>> start GIVEN DATA

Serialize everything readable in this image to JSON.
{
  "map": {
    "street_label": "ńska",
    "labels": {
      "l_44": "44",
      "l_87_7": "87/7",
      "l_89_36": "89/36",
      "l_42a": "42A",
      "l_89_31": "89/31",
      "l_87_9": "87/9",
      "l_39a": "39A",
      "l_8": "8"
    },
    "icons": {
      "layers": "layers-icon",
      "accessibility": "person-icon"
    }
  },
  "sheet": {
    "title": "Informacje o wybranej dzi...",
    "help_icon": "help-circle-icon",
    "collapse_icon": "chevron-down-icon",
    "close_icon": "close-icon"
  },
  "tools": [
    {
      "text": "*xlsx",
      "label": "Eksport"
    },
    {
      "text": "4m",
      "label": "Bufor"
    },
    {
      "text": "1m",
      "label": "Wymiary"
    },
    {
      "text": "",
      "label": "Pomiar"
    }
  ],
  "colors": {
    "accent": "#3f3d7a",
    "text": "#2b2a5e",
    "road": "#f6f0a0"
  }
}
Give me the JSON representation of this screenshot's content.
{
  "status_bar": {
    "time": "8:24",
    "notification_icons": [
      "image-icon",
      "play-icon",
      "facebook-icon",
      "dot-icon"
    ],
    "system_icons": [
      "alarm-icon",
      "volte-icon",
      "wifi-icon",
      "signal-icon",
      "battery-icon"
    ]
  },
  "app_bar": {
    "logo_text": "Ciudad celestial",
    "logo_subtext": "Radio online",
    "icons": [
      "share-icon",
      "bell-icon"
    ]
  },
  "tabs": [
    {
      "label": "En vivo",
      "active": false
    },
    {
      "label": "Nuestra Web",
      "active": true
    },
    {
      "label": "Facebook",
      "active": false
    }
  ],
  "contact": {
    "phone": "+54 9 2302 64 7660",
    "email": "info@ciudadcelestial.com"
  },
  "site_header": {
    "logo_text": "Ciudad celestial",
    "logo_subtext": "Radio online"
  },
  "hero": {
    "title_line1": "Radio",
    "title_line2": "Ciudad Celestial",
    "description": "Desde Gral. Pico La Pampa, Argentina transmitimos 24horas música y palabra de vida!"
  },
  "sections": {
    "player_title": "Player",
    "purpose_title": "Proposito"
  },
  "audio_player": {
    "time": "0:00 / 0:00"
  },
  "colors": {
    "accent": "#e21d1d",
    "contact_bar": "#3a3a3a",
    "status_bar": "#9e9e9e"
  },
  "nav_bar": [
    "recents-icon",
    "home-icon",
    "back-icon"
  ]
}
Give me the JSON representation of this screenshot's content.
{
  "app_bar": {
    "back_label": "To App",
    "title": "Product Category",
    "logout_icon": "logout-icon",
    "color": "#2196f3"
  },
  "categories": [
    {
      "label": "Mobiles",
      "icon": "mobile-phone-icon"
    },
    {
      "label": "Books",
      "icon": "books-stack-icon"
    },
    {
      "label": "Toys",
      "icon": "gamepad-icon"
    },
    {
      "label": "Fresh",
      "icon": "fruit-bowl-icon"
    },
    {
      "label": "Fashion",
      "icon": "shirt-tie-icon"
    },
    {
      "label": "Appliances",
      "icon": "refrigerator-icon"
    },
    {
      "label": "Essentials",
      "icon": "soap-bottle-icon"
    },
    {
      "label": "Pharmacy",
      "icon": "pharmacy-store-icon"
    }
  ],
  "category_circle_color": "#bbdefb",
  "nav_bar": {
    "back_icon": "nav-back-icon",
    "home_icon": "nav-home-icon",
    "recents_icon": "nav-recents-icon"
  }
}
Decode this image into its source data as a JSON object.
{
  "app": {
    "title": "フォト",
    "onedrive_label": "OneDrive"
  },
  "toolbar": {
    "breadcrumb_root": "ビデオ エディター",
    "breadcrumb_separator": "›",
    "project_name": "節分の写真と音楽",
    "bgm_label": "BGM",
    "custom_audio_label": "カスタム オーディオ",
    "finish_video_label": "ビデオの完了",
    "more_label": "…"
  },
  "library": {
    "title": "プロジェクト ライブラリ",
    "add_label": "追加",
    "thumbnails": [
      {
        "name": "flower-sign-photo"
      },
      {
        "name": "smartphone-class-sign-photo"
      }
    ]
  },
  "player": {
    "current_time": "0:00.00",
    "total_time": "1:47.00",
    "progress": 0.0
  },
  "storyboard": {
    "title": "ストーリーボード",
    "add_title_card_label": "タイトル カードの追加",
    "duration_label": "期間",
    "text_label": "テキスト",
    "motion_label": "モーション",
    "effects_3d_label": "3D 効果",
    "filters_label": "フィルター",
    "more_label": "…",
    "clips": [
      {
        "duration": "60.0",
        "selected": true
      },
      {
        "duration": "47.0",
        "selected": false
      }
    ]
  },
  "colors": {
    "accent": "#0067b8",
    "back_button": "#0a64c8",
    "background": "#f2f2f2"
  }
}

>> end GIVEN DATA

Reproduce the lines of the entries above exactly, but only from the line containing "Decode this image" through the final line.

Decode this image into its source data as a JSON object.
{
  "app": {
    "title": "フォト",
    "onedrive_label": "OneDrive"
  },
  "toolbar": {
    "breadcrumb_root": "ビデオ エディター",
    "breadcrumb_separator": "›",
    "project_name": "節分の写真と音楽",
    "bgm_label": "BGM",
    "custom_audio_label": "カスタム オーディオ",
    "finish_video_label": "ビデオの完了",
    "more_label": "…"
  },
  "library": {
    "title": "プロジェクト ライブラリ",
    "add_label": "追加",
    "thumbnails": [
      {
        "name": "flower-sign-photo"
      },
      {
        "name": "smartphone-class-sign-photo"
      }
    ]
  },
  "player": {
    "current_time": "0:00.00",
    "total_time": "1:47.00",
    "progress": 0.0
  },
  "storyboard": {
    "title": "ストーリーボード",
    "add_title_card_label": "タイトル カードの追加",
    "duration_label": "期間",
    "text_label": "テキスト",
    "motion_label": "モーション",
    "effects_3d_label": "3D 効果",
    "filters_label": "フィルター",
    "more_label": "…",
    "clips": [
      {
        "duration": "60.0",
        "selected": true
      },
      {
        "duration": "47.0",
        "selected": false
      }
    ]
  },
  "colors": {
    "accent": "#0067b8",
    "back_button": "#0a64c8",
    "background": "#f2f2f2"
  }
}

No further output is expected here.